## Exercise details:
Omit all pictures and give the records below again exactly as written.

## begin

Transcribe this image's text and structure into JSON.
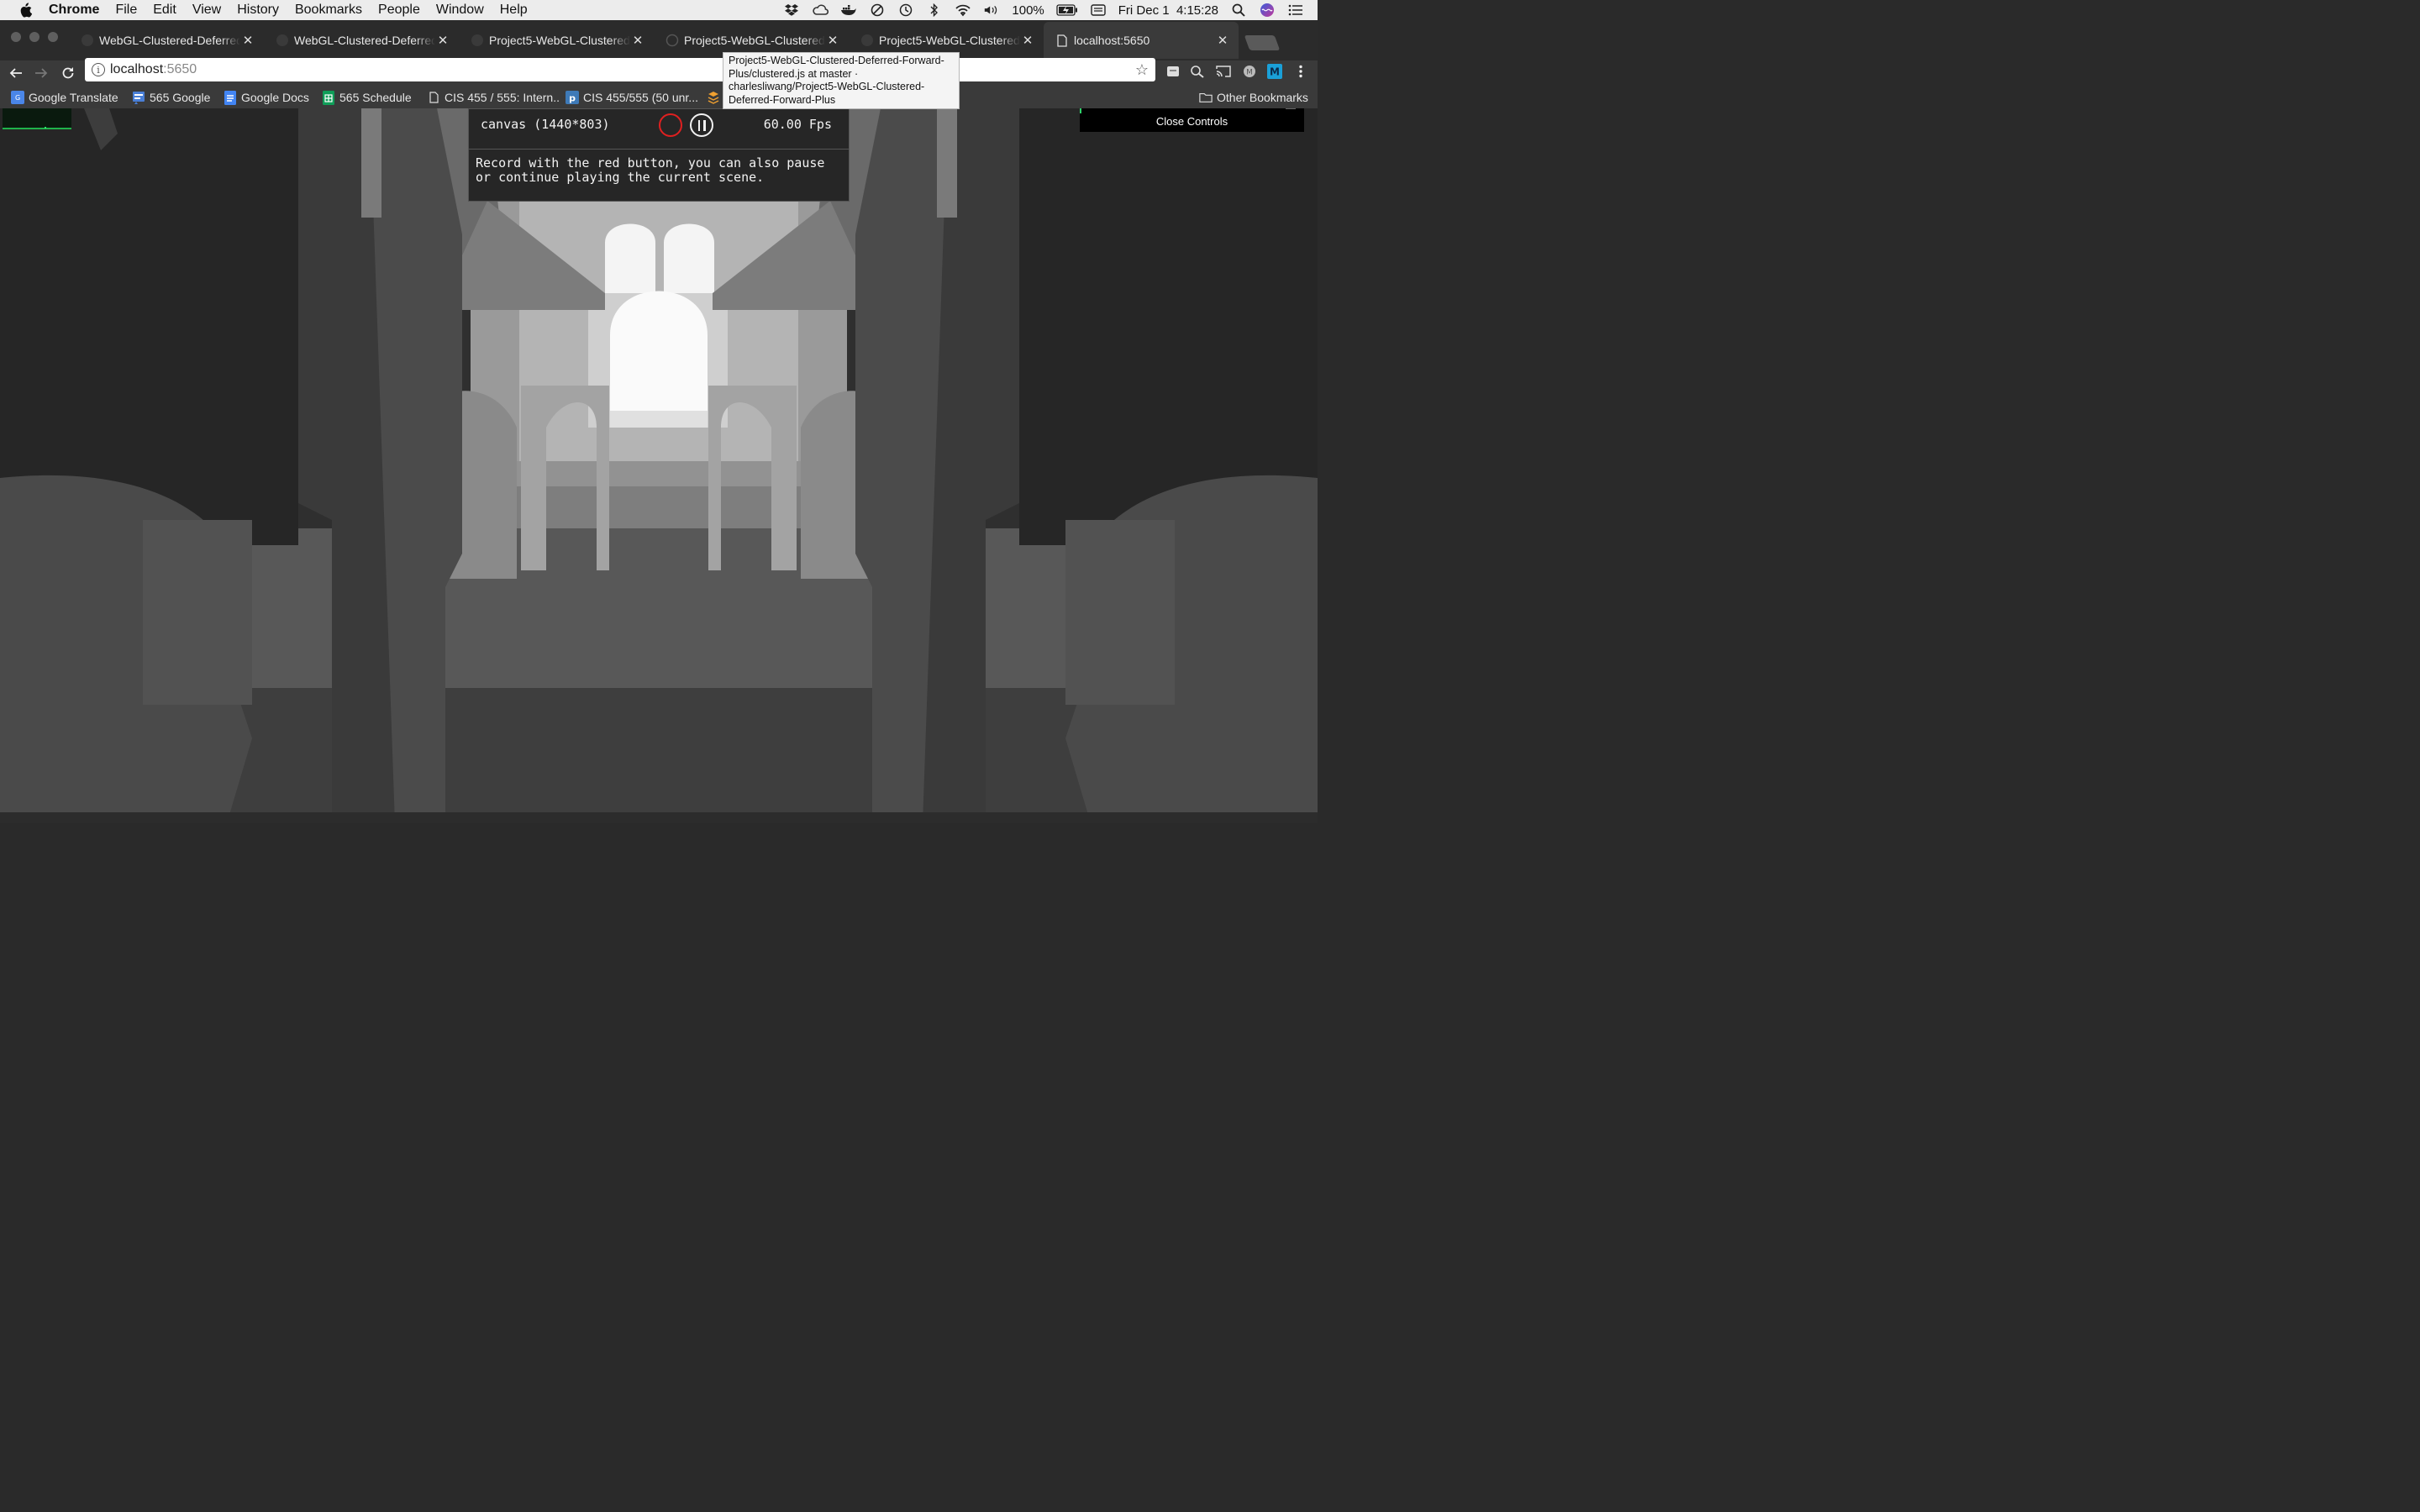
{
  "menubar": {
    "app_name": "Chrome",
    "items": [
      "File",
      "Edit",
      "View",
      "History",
      "Bookmarks",
      "People",
      "Window",
      "Help"
    ],
    "battery": "100%",
    "datetime": "Fri Dec 1  4:15:28"
  },
  "tabs": [
    {
      "title": "WebGL-Clustered-Deferred",
      "active": false
    },
    {
      "title": "WebGL-Clustered-Deferred",
      "active": false
    },
    {
      "title": "Project5-WebGL-Clustered-",
      "active": false
    },
    {
      "title": "Project5-WebGL-Clustered-",
      "active": false
    },
    {
      "title": "Project5-WebGL-Clustered-",
      "active": false
    },
    {
      "title": "localhost:5650",
      "active": true
    }
  ],
  "tooltip": {
    "text": "Project5-WebGL-Clustered-Deferred-Forward-Plus/clustered.js at master · charlesliwang/Project5-WebGL-Clustered-Deferred-Forward-Plus"
  },
  "omnibox": {
    "host": "localhost",
    "port": ":5650"
  },
  "bookmarks": [
    {
      "label": "Google Translate",
      "icon": "google-translate-icon",
      "color": "#4a86e8"
    },
    {
      "label": "565 Google",
      "icon": "sites-icon",
      "color": "#4a7fd6"
    },
    {
      "label": "Google Docs",
      "icon": "docs-icon",
      "color": "#4285f4"
    },
    {
      "label": "565 Schedule",
      "icon": "sheets-icon",
      "color": "#0f9d58"
    },
    {
      "label": "CIS 455 / 555: Intern..",
      "icon": "page-icon",
      "color": "#dddddd"
    },
    {
      "label": "CIS 455/555 (50 unr...",
      "icon": "piazza-icon",
      "color": "#3e7ab8"
    },
    {
      "label": "",
      "icon": "stack-icon",
      "color": "#f0a030"
    }
  ],
  "other_bookmarks": "Other Bookmarks",
  "panel": {
    "canvas_label": "canvas (1440*803)",
    "fps": "60.00 Fps",
    "help": "Record with the red button, you can also pause or continue playing the current scene."
  },
  "gui": {
    "close_label": "Close Controls"
  }
}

## end

## Task answer:
Transcribe this image's text and structure into JSON.
{
  "menubar": {
    "app_name": "Chrome",
    "items": [
      "File",
      "Edit",
      "View",
      "History",
      "Bookmarks",
      "People",
      "Window",
      "Help"
    ],
    "battery": "100%",
    "datetime": "Fri Dec 1  4:15:28"
  },
  "tabs": [
    {
      "title": "WebGL-Clustered-Deferred",
      "active": false
    },
    {
      "title": "WebGL-Clustered-Deferred",
      "active": false
    },
    {
      "title": "Project5-WebGL-Clustered-",
      "active": false
    },
    {
      "title": "Project5-WebGL-Clustered-",
      "active": false
    },
    {
      "title": "Project5-WebGL-Clustered-",
      "active": false
    },
    {
      "title": "localhost:5650",
      "active": true
    }
  ],
  "tooltip": {
    "text": "Project5-WebGL-Clustered-Deferred-Forward-Plus/clustered.js at master · charlesliwang/Project5-WebGL-Clustered-Deferred-Forward-Plus"
  },
  "omnibox": {
    "host": "localhost",
    "port": ":5650"
  },
  "bookmarks": [
    {
      "label": "Google Translate",
      "icon": "google-translate-icon",
      "color": "#4a86e8"
    },
    {
      "label": "565 Google",
      "icon": "sites-icon",
      "color": "#4a7fd6"
    },
    {
      "label": "Google Docs",
      "icon": "docs-icon",
      "color": "#4285f4"
    },
    {
      "label": "565 Schedule",
      "icon": "sheets-icon",
      "color": "#0f9d58"
    },
    {
      "label": "CIS 455 / 555: Intern..",
      "icon": "page-icon",
      "color": "#dddddd"
    },
    {
      "label": "CIS 455/555 (50 unr...",
      "icon": "piazza-icon",
      "color": "#3e7ab8"
    },
    {
      "label": "",
      "icon": "stack-icon",
      "color": "#f0a030"
    }
  ],
  "other_bookmarks": "Other Bookmarks",
  "panel": {
    "canvas_label": "canvas (1440*803)",
    "fps": "60.00 Fps",
    "help": "Record with the red button, you can also pause or continue playing the current scene."
  },
  "gui": {
    "close_label": "Close Controls"
  }
}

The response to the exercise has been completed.